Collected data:

Content starts

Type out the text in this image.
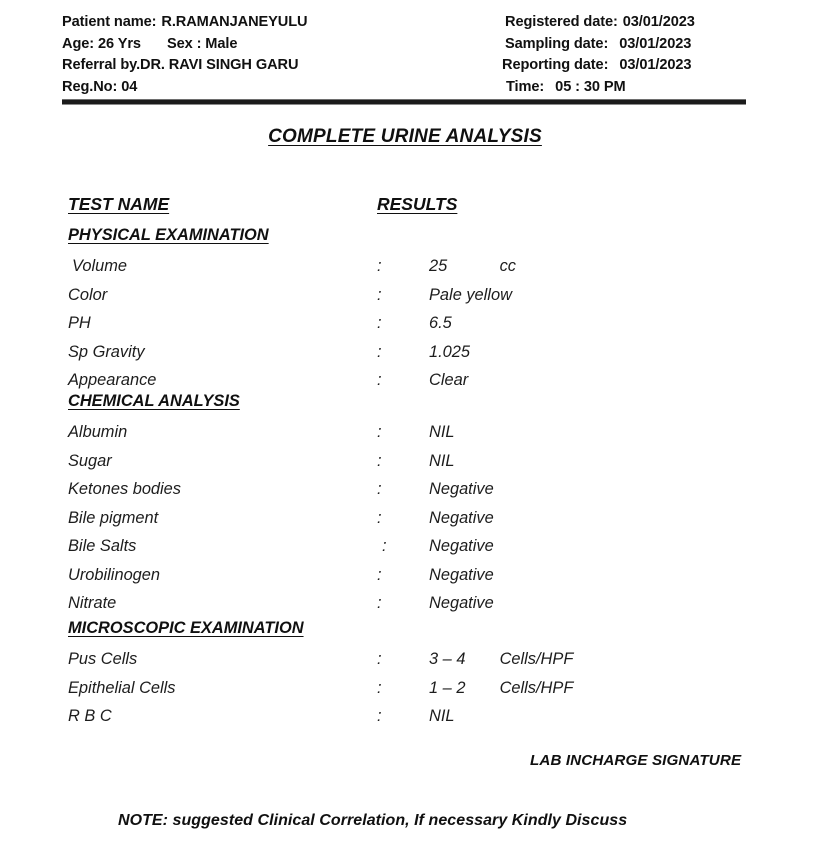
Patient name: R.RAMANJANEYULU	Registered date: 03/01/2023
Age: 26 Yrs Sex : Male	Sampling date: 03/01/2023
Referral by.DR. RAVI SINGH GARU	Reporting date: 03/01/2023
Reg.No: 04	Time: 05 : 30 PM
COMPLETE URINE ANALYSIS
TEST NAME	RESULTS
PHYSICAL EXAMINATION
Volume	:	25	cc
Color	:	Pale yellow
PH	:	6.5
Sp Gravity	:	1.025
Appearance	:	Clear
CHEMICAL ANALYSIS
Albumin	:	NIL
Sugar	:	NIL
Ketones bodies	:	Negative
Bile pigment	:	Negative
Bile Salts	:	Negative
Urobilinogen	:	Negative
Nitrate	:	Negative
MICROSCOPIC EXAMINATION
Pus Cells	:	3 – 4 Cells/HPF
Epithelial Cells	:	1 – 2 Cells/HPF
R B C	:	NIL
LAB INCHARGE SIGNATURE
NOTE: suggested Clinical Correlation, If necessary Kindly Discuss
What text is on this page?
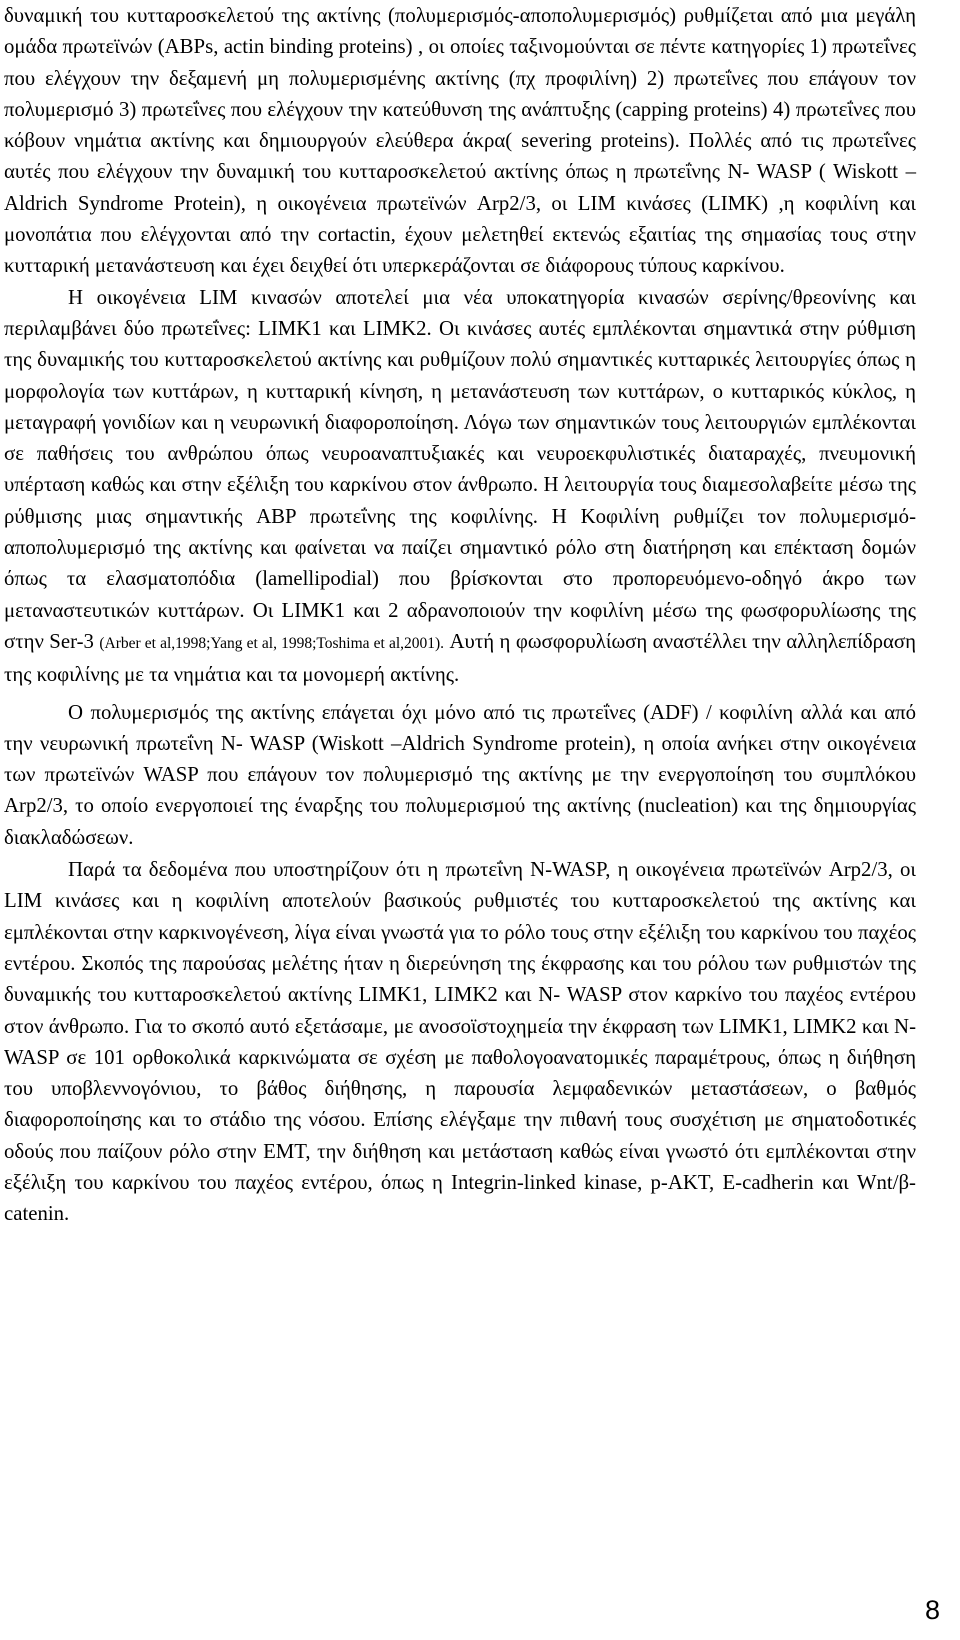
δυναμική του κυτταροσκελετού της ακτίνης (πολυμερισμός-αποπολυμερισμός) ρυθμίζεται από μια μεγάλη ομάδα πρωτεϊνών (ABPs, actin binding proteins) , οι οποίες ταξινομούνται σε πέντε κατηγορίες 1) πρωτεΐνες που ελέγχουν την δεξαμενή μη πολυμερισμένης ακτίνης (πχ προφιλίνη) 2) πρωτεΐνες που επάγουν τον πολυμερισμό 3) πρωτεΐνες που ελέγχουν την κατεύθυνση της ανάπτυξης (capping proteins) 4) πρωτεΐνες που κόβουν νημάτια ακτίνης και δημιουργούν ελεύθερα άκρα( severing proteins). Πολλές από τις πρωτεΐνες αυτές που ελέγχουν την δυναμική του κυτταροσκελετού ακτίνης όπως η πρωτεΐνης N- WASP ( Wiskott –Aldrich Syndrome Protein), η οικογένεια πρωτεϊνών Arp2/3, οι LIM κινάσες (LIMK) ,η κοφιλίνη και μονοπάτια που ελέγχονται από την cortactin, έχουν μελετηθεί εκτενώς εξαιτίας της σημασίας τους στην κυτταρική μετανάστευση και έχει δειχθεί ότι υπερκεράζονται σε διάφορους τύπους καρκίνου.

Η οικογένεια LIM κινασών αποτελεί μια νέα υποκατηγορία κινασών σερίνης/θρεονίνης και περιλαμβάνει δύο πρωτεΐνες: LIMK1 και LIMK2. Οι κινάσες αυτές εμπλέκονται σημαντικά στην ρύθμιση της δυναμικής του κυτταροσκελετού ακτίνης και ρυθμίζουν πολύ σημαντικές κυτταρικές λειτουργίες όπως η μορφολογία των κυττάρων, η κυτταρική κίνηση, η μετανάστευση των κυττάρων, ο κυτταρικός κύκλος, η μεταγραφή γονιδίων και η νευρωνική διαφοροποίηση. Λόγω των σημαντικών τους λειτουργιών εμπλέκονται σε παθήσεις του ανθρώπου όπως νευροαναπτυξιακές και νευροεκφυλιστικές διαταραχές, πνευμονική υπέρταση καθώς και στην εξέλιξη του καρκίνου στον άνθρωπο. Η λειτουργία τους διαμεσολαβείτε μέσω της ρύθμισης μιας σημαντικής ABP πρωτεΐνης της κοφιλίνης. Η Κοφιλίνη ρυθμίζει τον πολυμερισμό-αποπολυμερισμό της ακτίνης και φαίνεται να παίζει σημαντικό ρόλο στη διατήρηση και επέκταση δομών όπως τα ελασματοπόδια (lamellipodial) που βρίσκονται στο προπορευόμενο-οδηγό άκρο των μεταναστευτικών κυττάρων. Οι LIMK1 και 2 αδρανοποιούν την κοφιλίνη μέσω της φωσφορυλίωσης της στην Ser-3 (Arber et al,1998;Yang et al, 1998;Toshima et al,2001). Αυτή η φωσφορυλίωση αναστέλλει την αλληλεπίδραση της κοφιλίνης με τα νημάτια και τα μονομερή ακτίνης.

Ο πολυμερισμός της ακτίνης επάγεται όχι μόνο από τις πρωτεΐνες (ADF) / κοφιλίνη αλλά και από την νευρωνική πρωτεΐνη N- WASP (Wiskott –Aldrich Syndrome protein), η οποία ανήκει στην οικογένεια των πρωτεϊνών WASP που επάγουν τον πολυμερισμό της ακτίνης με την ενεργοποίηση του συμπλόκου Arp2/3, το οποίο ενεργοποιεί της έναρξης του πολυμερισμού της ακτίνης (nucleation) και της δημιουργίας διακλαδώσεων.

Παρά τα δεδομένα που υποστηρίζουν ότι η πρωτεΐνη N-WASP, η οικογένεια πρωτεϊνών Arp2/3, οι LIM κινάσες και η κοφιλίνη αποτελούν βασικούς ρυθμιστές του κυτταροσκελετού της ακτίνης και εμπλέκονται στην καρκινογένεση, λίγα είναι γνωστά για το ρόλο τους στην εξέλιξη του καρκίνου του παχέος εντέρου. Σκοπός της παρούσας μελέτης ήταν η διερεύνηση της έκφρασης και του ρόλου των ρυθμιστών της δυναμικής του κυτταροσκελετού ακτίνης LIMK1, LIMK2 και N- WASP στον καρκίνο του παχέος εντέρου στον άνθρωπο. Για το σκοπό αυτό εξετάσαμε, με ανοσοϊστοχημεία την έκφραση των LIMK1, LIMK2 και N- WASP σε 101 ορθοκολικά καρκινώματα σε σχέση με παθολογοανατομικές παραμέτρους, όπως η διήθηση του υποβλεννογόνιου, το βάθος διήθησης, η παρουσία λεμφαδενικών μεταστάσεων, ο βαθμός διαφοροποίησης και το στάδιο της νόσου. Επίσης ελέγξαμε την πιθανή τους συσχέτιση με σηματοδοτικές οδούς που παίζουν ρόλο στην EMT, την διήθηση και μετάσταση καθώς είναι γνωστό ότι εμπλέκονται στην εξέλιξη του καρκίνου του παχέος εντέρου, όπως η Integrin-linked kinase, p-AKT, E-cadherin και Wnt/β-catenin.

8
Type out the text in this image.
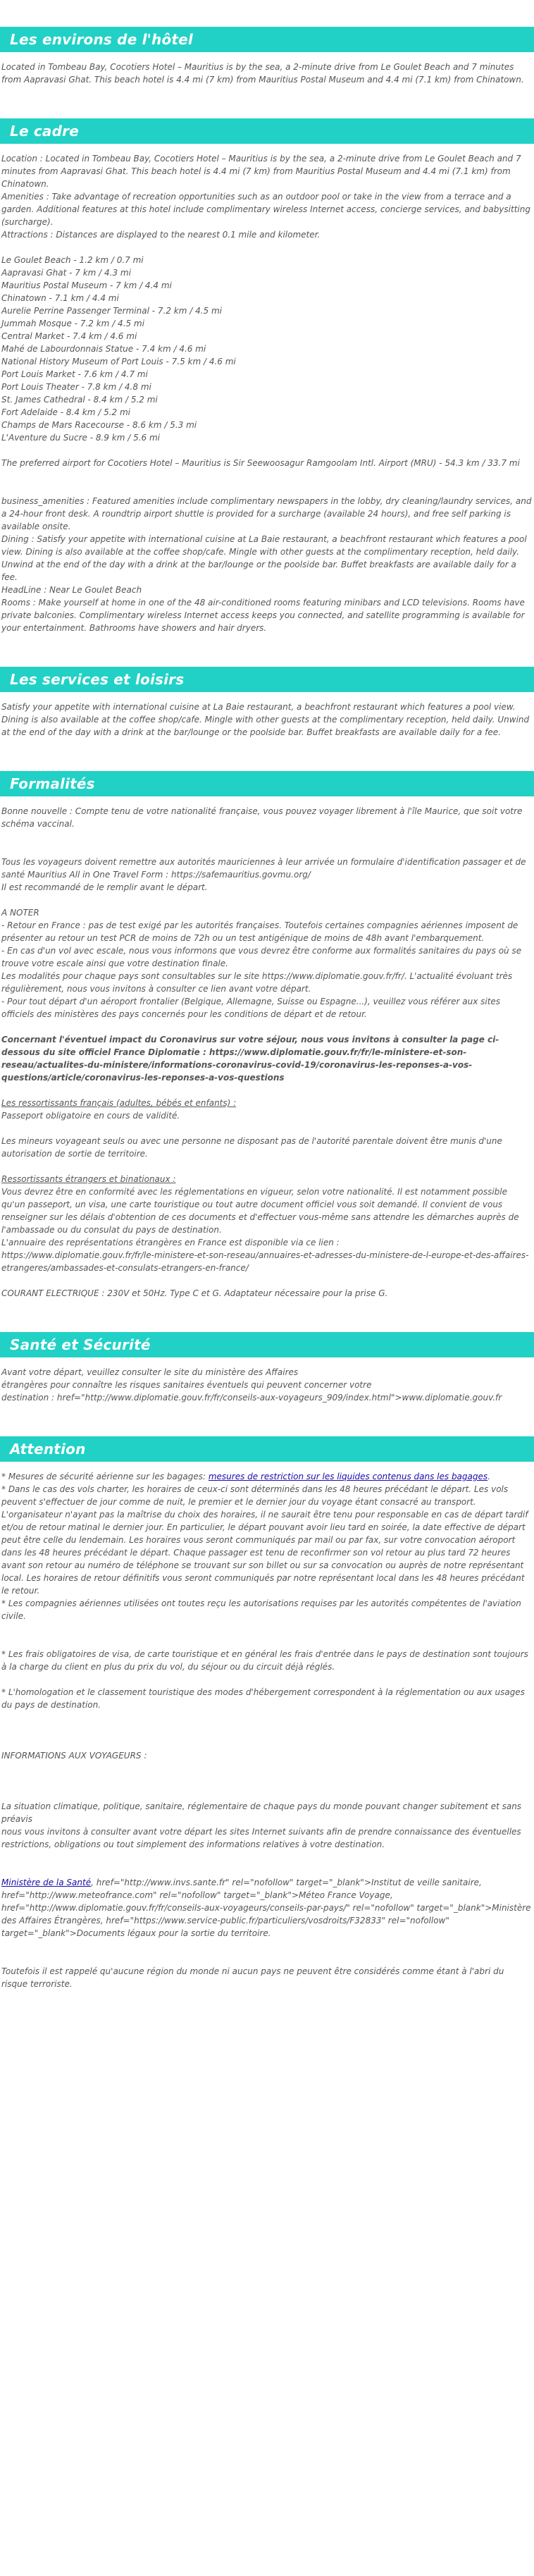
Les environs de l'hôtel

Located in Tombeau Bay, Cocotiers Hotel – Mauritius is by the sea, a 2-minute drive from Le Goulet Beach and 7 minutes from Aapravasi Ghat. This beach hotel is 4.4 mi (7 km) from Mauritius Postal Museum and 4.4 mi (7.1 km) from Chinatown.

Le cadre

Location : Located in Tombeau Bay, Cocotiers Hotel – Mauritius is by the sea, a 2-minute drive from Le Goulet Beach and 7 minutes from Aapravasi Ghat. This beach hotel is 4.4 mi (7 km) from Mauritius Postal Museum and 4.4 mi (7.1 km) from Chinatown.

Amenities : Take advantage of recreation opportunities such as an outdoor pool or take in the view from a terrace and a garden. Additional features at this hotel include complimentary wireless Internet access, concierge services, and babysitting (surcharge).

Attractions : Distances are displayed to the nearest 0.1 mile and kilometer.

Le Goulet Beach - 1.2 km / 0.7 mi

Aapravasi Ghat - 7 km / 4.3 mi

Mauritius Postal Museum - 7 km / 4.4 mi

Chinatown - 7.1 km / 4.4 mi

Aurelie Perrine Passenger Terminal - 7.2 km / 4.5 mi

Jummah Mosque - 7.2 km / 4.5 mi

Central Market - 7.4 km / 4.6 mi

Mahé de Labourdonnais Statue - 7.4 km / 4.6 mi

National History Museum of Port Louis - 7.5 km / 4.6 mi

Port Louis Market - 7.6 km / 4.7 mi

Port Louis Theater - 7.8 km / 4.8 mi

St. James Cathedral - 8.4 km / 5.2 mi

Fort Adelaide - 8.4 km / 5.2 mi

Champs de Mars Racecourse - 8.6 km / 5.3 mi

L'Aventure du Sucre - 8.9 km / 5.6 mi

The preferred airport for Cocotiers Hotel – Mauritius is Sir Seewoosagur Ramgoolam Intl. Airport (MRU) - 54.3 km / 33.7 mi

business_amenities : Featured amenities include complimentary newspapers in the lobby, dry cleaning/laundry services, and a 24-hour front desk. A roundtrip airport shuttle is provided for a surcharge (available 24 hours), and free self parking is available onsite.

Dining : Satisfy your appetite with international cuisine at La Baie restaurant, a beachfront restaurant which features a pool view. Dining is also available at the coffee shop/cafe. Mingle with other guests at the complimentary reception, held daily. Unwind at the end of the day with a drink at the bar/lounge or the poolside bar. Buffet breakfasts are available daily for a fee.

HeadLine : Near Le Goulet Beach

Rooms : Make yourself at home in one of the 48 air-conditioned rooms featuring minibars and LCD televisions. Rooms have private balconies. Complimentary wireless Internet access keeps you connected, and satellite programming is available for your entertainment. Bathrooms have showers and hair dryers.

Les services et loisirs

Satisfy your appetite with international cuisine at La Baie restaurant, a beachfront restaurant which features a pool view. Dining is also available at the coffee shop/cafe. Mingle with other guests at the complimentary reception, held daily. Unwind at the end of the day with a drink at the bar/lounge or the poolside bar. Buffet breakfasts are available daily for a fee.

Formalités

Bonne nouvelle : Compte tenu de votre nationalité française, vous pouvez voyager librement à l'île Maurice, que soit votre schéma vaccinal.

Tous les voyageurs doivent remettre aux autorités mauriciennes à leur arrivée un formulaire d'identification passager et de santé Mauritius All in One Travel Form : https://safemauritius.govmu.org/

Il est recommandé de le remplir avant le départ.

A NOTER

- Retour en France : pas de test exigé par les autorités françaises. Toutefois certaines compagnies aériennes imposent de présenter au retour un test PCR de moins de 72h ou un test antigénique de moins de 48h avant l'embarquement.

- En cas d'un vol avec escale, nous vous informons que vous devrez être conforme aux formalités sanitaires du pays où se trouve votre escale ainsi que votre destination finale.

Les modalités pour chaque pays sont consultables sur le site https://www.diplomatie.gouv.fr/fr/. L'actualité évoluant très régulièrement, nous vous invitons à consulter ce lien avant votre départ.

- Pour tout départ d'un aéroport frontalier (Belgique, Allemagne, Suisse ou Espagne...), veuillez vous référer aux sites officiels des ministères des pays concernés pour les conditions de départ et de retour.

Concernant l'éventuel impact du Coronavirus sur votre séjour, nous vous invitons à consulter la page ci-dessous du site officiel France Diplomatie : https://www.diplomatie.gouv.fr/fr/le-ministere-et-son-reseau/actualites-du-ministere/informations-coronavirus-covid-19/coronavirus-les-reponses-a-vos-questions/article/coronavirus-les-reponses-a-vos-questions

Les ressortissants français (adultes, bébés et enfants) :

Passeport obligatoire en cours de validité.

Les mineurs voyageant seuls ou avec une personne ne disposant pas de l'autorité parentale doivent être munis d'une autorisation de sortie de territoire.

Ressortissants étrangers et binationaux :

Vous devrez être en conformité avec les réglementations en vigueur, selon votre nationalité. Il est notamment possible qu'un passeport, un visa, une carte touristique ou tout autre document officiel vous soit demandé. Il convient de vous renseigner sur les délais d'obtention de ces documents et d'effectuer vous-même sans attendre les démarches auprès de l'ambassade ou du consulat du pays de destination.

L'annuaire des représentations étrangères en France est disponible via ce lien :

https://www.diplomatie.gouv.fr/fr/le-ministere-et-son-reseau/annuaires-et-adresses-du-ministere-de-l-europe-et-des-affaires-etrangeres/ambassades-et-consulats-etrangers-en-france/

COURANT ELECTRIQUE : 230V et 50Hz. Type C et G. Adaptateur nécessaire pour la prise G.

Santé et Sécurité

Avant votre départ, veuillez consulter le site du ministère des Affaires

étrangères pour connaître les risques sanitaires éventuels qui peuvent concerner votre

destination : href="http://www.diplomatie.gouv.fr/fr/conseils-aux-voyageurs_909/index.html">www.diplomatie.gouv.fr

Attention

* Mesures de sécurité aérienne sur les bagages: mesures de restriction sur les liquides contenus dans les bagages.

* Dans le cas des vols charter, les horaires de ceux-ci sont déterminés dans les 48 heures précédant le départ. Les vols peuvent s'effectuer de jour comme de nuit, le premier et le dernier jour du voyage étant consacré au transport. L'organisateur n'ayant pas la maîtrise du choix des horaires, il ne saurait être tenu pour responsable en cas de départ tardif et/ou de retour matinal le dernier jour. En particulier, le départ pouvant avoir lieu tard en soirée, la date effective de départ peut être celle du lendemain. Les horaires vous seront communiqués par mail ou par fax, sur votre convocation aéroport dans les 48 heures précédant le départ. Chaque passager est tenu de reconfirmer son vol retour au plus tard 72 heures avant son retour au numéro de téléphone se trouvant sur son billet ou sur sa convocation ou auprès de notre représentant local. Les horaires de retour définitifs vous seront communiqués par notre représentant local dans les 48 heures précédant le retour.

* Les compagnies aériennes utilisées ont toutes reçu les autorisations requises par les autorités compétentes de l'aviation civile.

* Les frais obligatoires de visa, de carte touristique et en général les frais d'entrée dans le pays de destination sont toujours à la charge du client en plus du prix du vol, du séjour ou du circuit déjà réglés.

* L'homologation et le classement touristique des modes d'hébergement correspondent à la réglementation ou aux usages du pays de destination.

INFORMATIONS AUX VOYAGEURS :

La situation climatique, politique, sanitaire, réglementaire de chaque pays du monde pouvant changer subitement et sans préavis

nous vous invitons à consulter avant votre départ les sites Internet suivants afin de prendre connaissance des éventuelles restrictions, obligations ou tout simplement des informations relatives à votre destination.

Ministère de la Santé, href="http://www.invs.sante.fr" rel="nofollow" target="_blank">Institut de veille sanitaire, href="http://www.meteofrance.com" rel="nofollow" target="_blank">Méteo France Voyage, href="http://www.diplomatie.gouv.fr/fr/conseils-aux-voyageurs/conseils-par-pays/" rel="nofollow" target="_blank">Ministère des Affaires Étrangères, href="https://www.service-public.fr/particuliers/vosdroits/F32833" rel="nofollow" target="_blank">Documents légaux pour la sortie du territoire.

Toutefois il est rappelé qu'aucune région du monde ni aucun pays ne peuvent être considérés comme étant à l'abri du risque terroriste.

Content ends

WORK ITEM:
In the records above, find each line with the word "séjour" and copy it out.

ANSWER BOX:
Concernant l'éventuel impact du Coronavirus sur votre séjour, nous vous invitons à consulter la page ci-dessous du site officiel France Diplomatie : https://www.diplomatie.gouv.fr/fr/le-ministere-et-son-reseau/actualites-du-ministere/informations-coronavirus-covid-19/coronavirus-les-reponses-a-vos-questions/article/coronavirus-les-reponses-a-vos-questions
* Les frais obligatoires de visa, de carte touristique et en général les frais d'entrée dans le pays de destination sont toujours à la charge du client en plus du prix du vol, du séjour ou du circuit déjà réglés.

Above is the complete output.